* start *

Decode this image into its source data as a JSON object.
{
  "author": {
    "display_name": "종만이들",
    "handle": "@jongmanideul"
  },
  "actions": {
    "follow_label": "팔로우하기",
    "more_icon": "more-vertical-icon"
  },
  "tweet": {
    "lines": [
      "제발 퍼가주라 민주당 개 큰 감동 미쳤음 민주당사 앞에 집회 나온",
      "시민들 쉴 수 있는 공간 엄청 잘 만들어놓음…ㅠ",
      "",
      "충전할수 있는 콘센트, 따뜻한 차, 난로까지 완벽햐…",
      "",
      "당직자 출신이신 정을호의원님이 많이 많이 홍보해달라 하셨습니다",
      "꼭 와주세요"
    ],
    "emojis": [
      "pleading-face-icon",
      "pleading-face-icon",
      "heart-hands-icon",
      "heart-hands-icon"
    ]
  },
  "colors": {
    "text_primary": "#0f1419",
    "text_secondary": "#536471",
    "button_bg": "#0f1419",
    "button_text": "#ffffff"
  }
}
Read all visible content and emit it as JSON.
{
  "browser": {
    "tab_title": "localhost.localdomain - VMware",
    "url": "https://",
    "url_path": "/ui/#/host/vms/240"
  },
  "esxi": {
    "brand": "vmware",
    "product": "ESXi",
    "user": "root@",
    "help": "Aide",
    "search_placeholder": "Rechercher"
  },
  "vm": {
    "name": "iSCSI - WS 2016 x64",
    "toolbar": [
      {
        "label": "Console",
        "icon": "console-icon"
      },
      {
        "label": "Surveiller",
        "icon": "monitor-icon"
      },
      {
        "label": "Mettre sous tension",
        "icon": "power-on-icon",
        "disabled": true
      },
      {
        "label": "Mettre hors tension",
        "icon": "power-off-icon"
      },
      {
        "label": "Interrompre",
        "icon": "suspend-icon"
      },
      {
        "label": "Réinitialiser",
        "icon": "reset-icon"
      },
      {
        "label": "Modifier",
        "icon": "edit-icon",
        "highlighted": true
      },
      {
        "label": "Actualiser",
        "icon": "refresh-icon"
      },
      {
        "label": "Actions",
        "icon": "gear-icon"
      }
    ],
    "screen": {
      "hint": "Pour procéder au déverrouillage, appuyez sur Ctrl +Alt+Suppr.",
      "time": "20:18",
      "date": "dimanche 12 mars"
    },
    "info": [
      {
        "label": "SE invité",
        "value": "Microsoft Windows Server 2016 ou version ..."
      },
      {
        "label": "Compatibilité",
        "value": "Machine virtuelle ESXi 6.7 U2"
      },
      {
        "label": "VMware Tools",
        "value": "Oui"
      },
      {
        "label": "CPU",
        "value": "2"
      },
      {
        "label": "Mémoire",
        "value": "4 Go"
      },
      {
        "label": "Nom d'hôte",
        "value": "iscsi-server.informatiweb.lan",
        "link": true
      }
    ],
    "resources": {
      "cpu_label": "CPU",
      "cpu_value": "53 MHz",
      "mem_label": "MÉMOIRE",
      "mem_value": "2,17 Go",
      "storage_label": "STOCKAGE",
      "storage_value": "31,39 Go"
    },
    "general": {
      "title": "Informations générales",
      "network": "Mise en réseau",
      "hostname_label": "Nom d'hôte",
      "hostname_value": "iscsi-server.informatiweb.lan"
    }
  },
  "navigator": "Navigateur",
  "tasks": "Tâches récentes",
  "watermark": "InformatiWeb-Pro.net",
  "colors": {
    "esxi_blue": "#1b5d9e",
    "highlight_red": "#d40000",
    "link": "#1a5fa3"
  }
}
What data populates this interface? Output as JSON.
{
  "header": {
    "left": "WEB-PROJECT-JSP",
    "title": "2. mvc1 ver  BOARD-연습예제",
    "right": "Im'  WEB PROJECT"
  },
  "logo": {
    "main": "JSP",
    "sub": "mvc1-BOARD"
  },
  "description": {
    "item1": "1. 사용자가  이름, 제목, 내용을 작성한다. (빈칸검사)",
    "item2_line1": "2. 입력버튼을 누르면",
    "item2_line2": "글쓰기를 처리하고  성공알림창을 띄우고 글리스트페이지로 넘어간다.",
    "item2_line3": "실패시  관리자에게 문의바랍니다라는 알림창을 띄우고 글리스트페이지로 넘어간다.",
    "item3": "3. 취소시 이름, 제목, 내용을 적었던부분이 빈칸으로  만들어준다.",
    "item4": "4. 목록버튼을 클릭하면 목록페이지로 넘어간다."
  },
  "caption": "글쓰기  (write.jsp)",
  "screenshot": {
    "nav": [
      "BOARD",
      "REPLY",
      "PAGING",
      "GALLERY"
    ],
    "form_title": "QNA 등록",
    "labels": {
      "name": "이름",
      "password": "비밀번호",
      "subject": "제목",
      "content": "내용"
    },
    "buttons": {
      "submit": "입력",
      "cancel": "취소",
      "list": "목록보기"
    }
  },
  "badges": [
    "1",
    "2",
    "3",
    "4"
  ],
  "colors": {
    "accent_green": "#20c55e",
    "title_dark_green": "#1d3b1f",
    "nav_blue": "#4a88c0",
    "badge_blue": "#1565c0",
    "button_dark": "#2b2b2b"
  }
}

* end *

▸ **Required task**:
Pull every line containing the word "data" out of the material.

▸ **Completed exercise**:
Decode this image into its source data as a JSON object.
What data populates this interface? Output as JSON.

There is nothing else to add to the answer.